■ Stored data entries ■
▼
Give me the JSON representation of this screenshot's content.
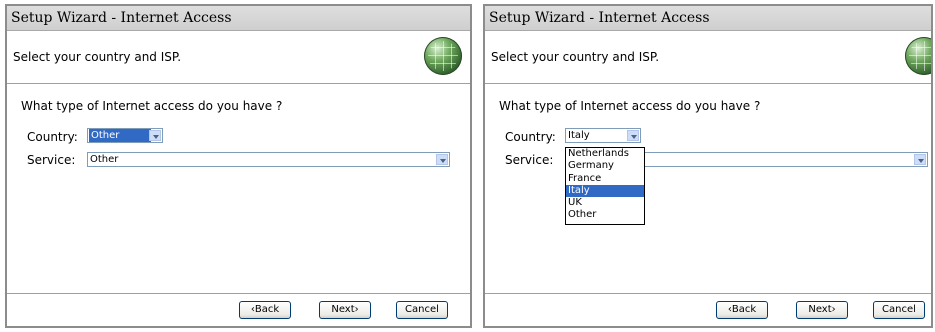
{
  "left": {
    "title": "Setup Wizard - Internet Access",
    "subtitle": "Select your country and ISP.",
    "question": "What type of Internet access do you have ?",
    "country_label": "Country:",
    "country_value": "Other",
    "service_label": "Service:",
    "service_value": "Other",
    "buttons": {
      "back": "‹Back",
      "next": "Next›",
      "cancel": "Cancel"
    }
  },
  "right": {
    "title": "Setup Wizard - Internet Access",
    "subtitle": "Select your country and ISP.",
    "question": "What type of Internet access do you have ?",
    "country_label": "Country:",
    "country_value": "Italy",
    "service_label": "Service:",
    "service_value": "",
    "dropdown_options": [
      "Netherlands",
      "Germany",
      "France",
      "Italy",
      "UK",
      "Other"
    ],
    "dropdown_selected": "Italy",
    "buttons": {
      "back": "‹Back",
      "next": "Next›",
      "cancel": "Cancel"
    }
  }
}
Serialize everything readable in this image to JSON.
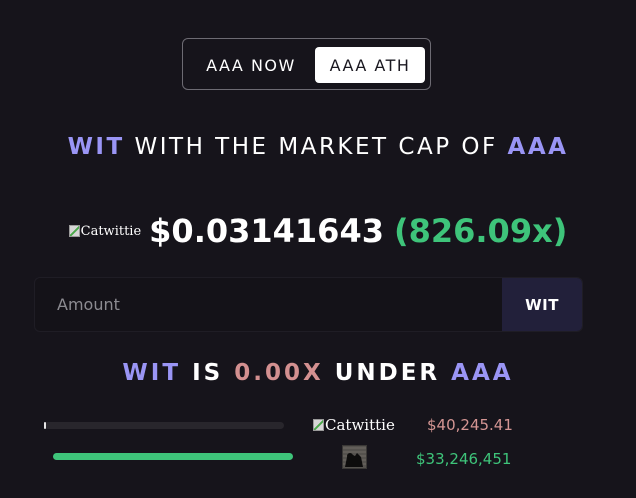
{
  "toggle": {
    "options": [
      "AAA NOW",
      "AAA ATH"
    ],
    "selected": "AAA ATH"
  },
  "heading": {
    "token": "WIT",
    "middle": "WITH THE MARKET CAP OF",
    "target": "AAA"
  },
  "price": {
    "image_alt": "Catwittie",
    "value": "$0.03141643",
    "multiplier": "(826.09x)"
  },
  "amount": {
    "placeholder": "Amount",
    "value": "",
    "unit": "WIT"
  },
  "comparison": {
    "token": "WIT",
    "is": "IS",
    "ratio": "0.00X",
    "under": "UNDER",
    "target": "AAA"
  },
  "rows": [
    {
      "image_alt": "Catwittie",
      "value": "$40,245.41",
      "bar_fraction": 0.0012,
      "bar_color": "#e6e6e6"
    },
    {
      "image_alt": "",
      "value": "$33,246,451",
      "bar_fraction": 1.0,
      "bar_color": "#3ec47a"
    }
  ],
  "colors": {
    "background": "#16141b",
    "accent_purple": "#9a95f5",
    "green": "#3ec47a",
    "rose": "#d39090"
  }
}
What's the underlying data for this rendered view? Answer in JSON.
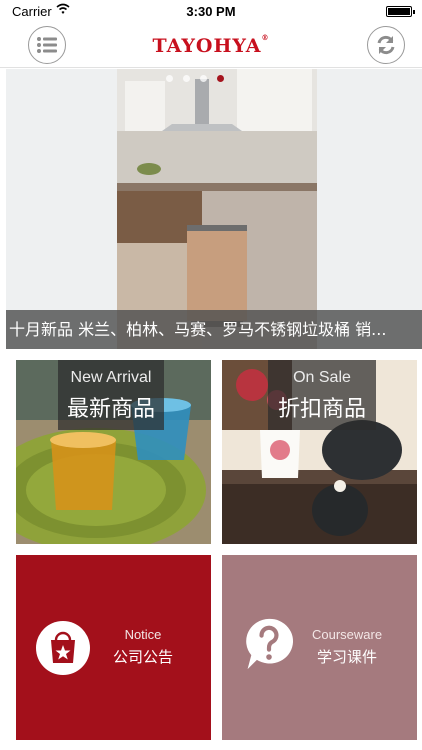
{
  "status_bar": {
    "carrier": "Carrier",
    "time": "3:30 PM",
    "battery_level": 1.0
  },
  "nav": {
    "brand": "TAYOHYA",
    "brand_mark": "®",
    "menu_icon": "list-menu-icon",
    "refresh_icon": "refresh-icon"
  },
  "banner": {
    "caption": "十月新品 米兰、柏林、马赛、罗马不锈钢垃圾桶 销...",
    "pages": 4,
    "active_page": 3
  },
  "tiles": {
    "new_arrival": {
      "en": "New Arrival",
      "zh": "最新商品"
    },
    "on_sale": {
      "en": "On Sale",
      "zh": "折扣商品"
    },
    "notice": {
      "en": "Notice",
      "zh": "公司公告",
      "icon": "shopping-bag-star-icon"
    },
    "courseware": {
      "en": "Courseware",
      "zh": "学习课件",
      "icon": "question-bubble-icon"
    }
  },
  "colors": {
    "brand_red": "#c8101e",
    "notice_bg": "#a3101b",
    "courseware_bg": "#a57a7e",
    "active_dot": "#a5141e"
  }
}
▲
■ Do this ■
Take the line that contains "What's the underlying" and every line after it to the end of the records above; quote them exactly, leaving out the pictures.

■ Result of this task ■
What's the underlying data for this rendered view? Answer in JSON.
{
  "status_bar": {
    "carrier": "Carrier",
    "time": "3:30 PM",
    "battery_level": 1.0
  },
  "nav": {
    "brand": "TAYOHYA",
    "brand_mark": "®",
    "menu_icon": "list-menu-icon",
    "refresh_icon": "refresh-icon"
  },
  "banner": {
    "caption": "十月新品 米兰、柏林、马赛、罗马不锈钢垃圾桶 销...",
    "pages": 4,
    "active_page": 3
  },
  "tiles": {
    "new_arrival": {
      "en": "New Arrival",
      "zh": "最新商品"
    },
    "on_sale": {
      "en": "On Sale",
      "zh": "折扣商品"
    },
    "notice": {
      "en": "Notice",
      "zh": "公司公告",
      "icon": "shopping-bag-star-icon"
    },
    "courseware": {
      "en": "Courseware",
      "zh": "学习课件",
      "icon": "question-bubble-icon"
    }
  },
  "colors": {
    "brand_red": "#c8101e",
    "notice_bg": "#a3101b",
    "courseware_bg": "#a57a7e",
    "active_dot": "#a5141e"
  }
}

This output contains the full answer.